| Job |
Word for word, restate every line of the listing that follows.

Dataset items
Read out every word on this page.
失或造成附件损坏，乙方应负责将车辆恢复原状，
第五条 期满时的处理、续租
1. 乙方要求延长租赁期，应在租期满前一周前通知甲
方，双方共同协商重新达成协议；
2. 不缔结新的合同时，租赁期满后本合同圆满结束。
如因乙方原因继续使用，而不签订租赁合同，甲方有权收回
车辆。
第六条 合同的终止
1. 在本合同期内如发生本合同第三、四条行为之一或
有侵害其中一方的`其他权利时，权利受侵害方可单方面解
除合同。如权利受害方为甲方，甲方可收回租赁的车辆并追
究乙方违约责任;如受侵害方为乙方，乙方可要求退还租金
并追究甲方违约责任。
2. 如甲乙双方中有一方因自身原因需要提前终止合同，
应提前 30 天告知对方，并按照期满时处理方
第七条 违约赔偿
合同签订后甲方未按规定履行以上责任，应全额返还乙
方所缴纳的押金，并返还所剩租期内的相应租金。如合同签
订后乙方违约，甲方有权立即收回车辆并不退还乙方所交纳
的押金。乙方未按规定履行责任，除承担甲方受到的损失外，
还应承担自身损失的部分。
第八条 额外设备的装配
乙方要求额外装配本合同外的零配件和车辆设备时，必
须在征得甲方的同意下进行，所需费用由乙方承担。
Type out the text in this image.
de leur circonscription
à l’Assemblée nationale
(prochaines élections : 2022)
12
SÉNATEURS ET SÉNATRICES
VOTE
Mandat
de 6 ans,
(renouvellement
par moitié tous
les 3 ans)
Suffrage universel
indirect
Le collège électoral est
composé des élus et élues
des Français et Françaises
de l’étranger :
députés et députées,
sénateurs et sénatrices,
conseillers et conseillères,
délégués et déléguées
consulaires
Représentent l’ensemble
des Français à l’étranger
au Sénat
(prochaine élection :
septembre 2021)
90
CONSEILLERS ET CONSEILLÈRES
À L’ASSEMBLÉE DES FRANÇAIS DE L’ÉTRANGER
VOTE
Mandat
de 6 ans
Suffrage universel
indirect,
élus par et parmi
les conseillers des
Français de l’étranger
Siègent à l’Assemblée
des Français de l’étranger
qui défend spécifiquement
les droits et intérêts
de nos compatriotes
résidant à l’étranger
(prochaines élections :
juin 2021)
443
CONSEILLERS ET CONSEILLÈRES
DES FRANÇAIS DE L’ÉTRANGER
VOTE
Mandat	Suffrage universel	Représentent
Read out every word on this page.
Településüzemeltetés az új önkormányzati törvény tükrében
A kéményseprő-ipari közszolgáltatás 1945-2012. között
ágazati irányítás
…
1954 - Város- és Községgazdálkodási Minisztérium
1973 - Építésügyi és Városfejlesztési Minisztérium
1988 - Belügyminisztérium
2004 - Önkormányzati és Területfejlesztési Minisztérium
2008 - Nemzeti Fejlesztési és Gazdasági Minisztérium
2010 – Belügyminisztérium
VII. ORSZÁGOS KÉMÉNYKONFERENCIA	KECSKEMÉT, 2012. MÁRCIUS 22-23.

| Answer to the task |
Read out every word on this page.
失或造成附件损坏，乙方应负责将车辆恢复原状，
第五条 期满时的处理、续租
1. 乙方要求延长租赁期，应在租期满前一周前通知甲
方，双方共同协商重新达成协议；
2. 不缔结新的合同时，租赁期满后本合同圆满结束。
如因乙方原因继续使用，而不签订租赁合同，甲方有权收回
车辆。
第六条 合同的终止
1. 在本合同期内如发生本合同第三、四条行为之一或
有侵害其中一方的`其他权利时，权利受侵害方可单方面解
除合同。如权利受害方为甲方，甲方可收回租赁的车辆并追
究乙方违约责任;如受侵害方为乙方，乙方可要求退还租金
并追究甲方违约责任。
2. 如甲乙双方中有一方因自身原因需要提前终止合同，
应提前 30 天告知对方，并按照期满时处理方
第七条 违约赔偿
合同签订后甲方未按规定履行以上责任，应全额返还乙
方所缴纳的押金，并返还所剩租期内的相应租金。如合同签
订后乙方违约，甲方有权立即收回车辆并不退还乙方所交纳
的押金。乙方未按规定履行责任，除承担甲方受到的损失外，
还应承担自身损失的部分。
第八条 额外设备的装配
乙方要求额外装配本合同外的零配件和车辆设备时，必
须在征得甲方的同意下进行，所需费用由乙方承担。
Type out the text in this image.
de leur circonscription
à l’Assemblée nationale
(prochaines élections : 2022)
12
SÉNATEURS ET SÉNATRICES
VOTE
Mandat
de 6 ans,
(renouvellement
par moitié tous
les 3 ans)
Suffrage universel
indirect
Le collège électoral est
composé des élus et élues
des Français et Françaises
de l’étranger :
députés et députées,
sénateurs et sénatrices,
conseillers et conseillères,
délégués et déléguées
consulaires
Représentent l’ensemble
des Français à l’étranger
au Sénat
(prochaine élection :
septembre 2021)
90
CONSEILLERS ET CONSEILLÈRES
À L’ASSEMBLÉE DES FRANÇAIS DE L’ÉTRANGER
VOTE
Mandat
de 6 ans
Suffrage universel
indirect,
élus par et parmi
les conseillers des
Français de l’étranger
Siègent à l’Assemblée
des Français de l’étranger
qui défend spécifiquement
les droits et intérêts
de nos compatriotes
résidant à l’étranger
(prochaines élections :
juin 2021)
443
CONSEILLERS ET CONSEILLÈRES
DES FRANÇAIS DE L’ÉTRANGER
VOTE
Mandat	Suffrage universel	Représentent
Read out every word on this page.
Településüzemeltetés az új önkormányzati törvény tükrében
A kéményseprő-ipari közszolgáltatás 1945-2012. között
ágazati irányítás
…
1954 - Város- és Községgazdálkodási Minisztérium
1973 - Építésügyi és Városfejlesztési Minisztérium
1988 - Belügyminisztérium
2004 - Önkormányzati és Területfejlesztési Minisztérium
2008 - Nemzeti Fejlesztési és Gazdasági Minisztérium
2010 – Belügyminisztérium
VII. ORSZÁGOS KÉMÉNYKONFERENCIA	KECSKEMÉT, 2012. MÁRCIUS 22-23.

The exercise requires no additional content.